> Given exercise:
Transcribe each entry below exactly. Pictures do not go in the copy.

> Material shown:
⟨

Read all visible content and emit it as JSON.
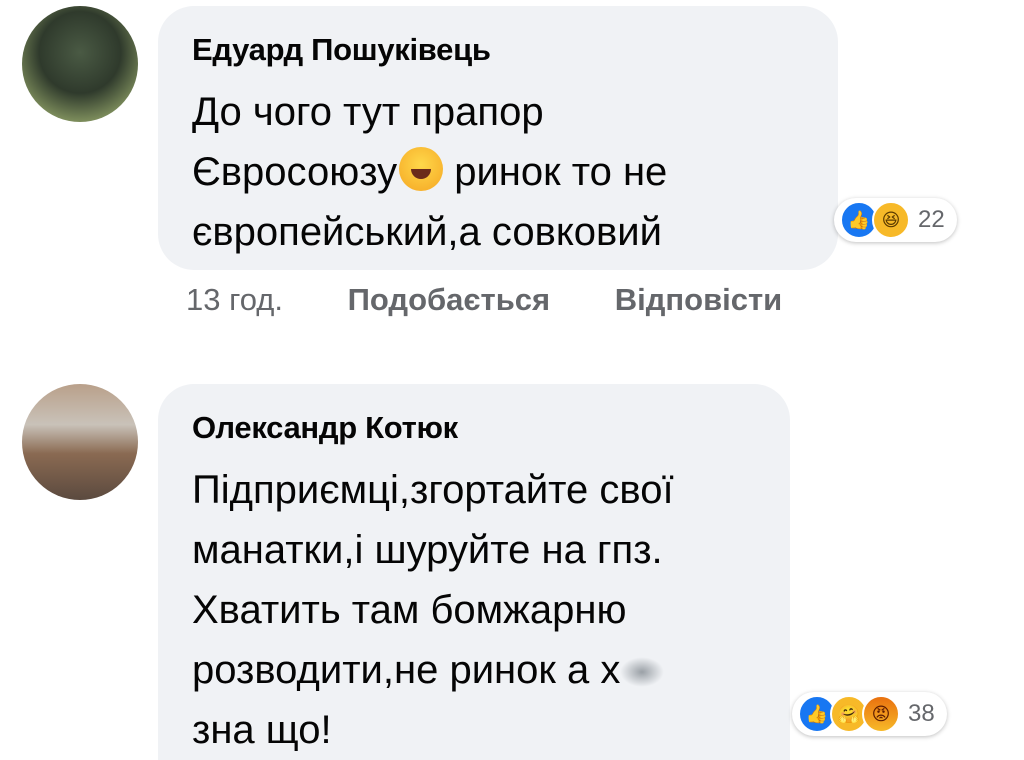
{
  "comments": [
    {
      "author": "Едуард Пошуківець",
      "text_before": "До чого тут прапор\nЄвросоюзу",
      "text_after": " ринок то не\nєвропейський,а совковий",
      "reaction_count": "22",
      "reactions": [
        "like-icon",
        "haha-icon"
      ],
      "time": "13 год.",
      "like_label": "Подобається",
      "reply_label": "Відповісти"
    },
    {
      "author": "Олександр Котюк",
      "text": "Підприємці,згортайте свої\nманатки,і шуруйте на гпз.\nХватить там бомжарню\nрозводити,не ринок а х",
      "text_end": "\nзна що!",
      "reaction_count": "38",
      "reactions": [
        "like-icon",
        "care-icon",
        "angry-icon"
      ]
    }
  ],
  "colors": {
    "bubble": "#f0f2f5",
    "meta_text": "#65676b",
    "like": "#1877f2",
    "haha": "#f7b928"
  }
}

⟩

> Expected answer:
Read all visible content and emit it as JSON.
{
  "comments": [
    {
      "author": "Едуард Пошуківець",
      "text_before": "До чого тут прапор\nЄвросоюзу",
      "text_after": " ринок то не\nєвропейський,а совковий",
      "reaction_count": "22",
      "reactions": [
        "like-icon",
        "haha-icon"
      ],
      "time": "13 год.",
      "like_label": "Подобається",
      "reply_label": "Відповісти"
    },
    {
      "author": "Олександр Котюк",
      "text": "Підприємці,згортайте свої\nманатки,і шуруйте на гпз.\nХватить там бомжарню\nрозводити,не ринок а х",
      "text_end": "\nзна що!",
      "reaction_count": "38",
      "reactions": [
        "like-icon",
        "care-icon",
        "angry-icon"
      ]
    }
  ],
  "colors": {
    "bubble": "#f0f2f5",
    "meta_text": "#65676b",
    "like": "#1877f2",
    "haha": "#f7b928"
  }
}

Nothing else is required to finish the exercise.